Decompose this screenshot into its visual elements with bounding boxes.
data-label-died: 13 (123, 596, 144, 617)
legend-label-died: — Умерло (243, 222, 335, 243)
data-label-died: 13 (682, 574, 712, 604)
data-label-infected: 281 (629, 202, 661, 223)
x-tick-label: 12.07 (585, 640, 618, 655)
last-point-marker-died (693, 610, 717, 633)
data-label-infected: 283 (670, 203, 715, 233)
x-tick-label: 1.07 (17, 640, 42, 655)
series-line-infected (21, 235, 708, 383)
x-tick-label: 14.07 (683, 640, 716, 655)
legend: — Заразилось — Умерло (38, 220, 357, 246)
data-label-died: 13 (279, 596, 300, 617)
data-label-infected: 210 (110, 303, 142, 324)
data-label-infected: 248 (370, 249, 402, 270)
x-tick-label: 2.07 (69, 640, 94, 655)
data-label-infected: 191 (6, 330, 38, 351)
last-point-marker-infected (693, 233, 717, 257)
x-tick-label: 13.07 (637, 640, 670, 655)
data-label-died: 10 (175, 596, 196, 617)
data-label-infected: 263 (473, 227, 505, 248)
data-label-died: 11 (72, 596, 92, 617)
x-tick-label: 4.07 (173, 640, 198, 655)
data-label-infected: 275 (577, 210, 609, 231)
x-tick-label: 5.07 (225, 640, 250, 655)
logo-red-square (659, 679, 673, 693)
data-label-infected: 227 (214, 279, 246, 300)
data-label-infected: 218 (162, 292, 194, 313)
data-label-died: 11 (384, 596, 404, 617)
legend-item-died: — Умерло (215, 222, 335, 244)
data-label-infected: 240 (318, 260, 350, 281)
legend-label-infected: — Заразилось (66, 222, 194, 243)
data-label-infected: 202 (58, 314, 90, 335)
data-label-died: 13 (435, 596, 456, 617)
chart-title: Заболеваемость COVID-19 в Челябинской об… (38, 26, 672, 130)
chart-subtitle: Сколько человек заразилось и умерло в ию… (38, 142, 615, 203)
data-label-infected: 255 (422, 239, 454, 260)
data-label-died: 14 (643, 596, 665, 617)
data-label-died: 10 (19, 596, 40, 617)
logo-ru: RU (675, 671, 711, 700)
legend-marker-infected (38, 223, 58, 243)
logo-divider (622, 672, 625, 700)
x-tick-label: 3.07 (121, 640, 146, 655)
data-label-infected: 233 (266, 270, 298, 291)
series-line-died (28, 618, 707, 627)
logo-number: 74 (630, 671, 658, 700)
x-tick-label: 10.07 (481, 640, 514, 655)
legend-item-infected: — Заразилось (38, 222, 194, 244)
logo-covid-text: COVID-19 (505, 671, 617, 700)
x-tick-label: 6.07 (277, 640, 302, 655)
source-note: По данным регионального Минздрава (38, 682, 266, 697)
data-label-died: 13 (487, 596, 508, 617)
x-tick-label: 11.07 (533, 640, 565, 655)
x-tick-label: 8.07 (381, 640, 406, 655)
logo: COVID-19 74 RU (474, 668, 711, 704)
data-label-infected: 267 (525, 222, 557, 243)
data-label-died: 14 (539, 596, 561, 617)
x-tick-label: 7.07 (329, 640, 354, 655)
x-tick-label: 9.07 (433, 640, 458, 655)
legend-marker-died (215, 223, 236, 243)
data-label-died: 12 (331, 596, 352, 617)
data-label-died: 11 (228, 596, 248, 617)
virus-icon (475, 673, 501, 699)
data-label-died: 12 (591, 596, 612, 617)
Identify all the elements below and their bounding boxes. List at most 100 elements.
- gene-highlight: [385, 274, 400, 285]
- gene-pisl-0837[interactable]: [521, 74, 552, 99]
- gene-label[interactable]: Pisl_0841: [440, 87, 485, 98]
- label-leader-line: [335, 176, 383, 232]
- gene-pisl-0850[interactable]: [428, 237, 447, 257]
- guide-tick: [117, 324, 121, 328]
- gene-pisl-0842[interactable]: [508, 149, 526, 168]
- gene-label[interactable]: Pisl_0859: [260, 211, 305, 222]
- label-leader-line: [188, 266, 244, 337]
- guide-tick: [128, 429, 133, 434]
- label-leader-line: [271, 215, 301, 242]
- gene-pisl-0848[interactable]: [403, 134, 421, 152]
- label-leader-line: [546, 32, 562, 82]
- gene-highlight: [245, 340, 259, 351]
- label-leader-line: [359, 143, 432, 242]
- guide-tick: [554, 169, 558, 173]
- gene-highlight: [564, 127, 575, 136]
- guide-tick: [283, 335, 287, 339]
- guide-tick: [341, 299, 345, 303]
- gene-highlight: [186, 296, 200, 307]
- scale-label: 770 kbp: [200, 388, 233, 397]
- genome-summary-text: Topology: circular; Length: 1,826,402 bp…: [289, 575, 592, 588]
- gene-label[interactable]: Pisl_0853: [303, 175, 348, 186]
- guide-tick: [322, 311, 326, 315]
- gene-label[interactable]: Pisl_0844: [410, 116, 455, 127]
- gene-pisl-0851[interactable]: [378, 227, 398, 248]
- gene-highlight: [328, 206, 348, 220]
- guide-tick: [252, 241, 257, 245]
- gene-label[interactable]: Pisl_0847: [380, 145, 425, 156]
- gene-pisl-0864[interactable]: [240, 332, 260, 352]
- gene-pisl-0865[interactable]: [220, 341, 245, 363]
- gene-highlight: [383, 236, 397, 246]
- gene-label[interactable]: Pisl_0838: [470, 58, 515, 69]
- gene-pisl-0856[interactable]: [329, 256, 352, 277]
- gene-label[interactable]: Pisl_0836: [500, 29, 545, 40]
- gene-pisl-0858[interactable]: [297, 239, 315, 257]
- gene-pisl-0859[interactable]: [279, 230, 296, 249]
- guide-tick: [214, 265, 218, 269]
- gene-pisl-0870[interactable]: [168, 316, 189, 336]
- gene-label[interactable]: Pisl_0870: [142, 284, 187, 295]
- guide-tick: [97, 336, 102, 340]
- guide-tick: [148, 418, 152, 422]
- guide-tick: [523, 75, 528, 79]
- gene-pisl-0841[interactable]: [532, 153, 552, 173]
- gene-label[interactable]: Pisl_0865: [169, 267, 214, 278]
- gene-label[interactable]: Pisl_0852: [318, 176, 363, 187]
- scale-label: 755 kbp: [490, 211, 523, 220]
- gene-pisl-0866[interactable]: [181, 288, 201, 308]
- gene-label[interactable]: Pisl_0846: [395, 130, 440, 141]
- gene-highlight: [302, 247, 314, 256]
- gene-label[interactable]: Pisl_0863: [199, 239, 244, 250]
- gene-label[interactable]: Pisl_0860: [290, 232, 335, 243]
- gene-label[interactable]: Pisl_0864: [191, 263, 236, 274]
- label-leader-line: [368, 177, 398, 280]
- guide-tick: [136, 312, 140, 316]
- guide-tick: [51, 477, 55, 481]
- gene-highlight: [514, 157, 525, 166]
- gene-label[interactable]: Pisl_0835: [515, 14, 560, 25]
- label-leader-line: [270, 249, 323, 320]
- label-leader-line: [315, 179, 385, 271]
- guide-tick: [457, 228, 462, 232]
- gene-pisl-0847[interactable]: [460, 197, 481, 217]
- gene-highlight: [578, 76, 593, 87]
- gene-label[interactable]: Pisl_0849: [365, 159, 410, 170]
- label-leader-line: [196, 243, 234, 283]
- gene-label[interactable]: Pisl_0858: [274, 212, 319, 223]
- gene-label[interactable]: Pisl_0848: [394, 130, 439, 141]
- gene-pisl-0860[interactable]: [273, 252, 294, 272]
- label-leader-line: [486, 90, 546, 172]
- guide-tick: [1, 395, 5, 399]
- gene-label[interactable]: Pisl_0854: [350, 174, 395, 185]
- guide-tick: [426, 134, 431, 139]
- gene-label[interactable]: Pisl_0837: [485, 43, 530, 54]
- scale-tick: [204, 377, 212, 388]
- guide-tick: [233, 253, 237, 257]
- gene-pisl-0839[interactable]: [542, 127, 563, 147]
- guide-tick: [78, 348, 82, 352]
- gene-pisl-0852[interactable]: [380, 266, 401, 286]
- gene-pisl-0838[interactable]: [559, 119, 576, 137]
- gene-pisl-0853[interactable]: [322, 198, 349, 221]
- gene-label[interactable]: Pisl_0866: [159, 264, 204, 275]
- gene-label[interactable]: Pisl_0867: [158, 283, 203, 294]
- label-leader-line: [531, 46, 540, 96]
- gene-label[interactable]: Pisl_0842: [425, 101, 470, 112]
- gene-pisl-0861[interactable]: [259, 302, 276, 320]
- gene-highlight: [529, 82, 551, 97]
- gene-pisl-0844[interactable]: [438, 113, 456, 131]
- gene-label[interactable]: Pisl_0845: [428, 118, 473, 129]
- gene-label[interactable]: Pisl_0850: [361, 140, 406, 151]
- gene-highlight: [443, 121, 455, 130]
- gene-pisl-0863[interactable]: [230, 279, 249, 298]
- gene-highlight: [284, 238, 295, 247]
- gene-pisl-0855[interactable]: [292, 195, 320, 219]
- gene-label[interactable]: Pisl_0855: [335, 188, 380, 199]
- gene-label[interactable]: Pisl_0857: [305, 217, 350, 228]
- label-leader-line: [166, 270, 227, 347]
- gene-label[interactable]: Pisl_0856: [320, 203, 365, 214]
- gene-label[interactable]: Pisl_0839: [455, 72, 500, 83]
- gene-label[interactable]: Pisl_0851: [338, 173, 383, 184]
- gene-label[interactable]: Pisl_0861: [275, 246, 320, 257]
────────────────────
### What you will do
Lines with "text": find them in the data and copy each one.

### Your response
logo-covid-text: COVID-19 (505, 671, 617, 700)
- genome-summary-text: Topology: circular; Length: 1,826,402 bp…: [289, 575, 592, 588]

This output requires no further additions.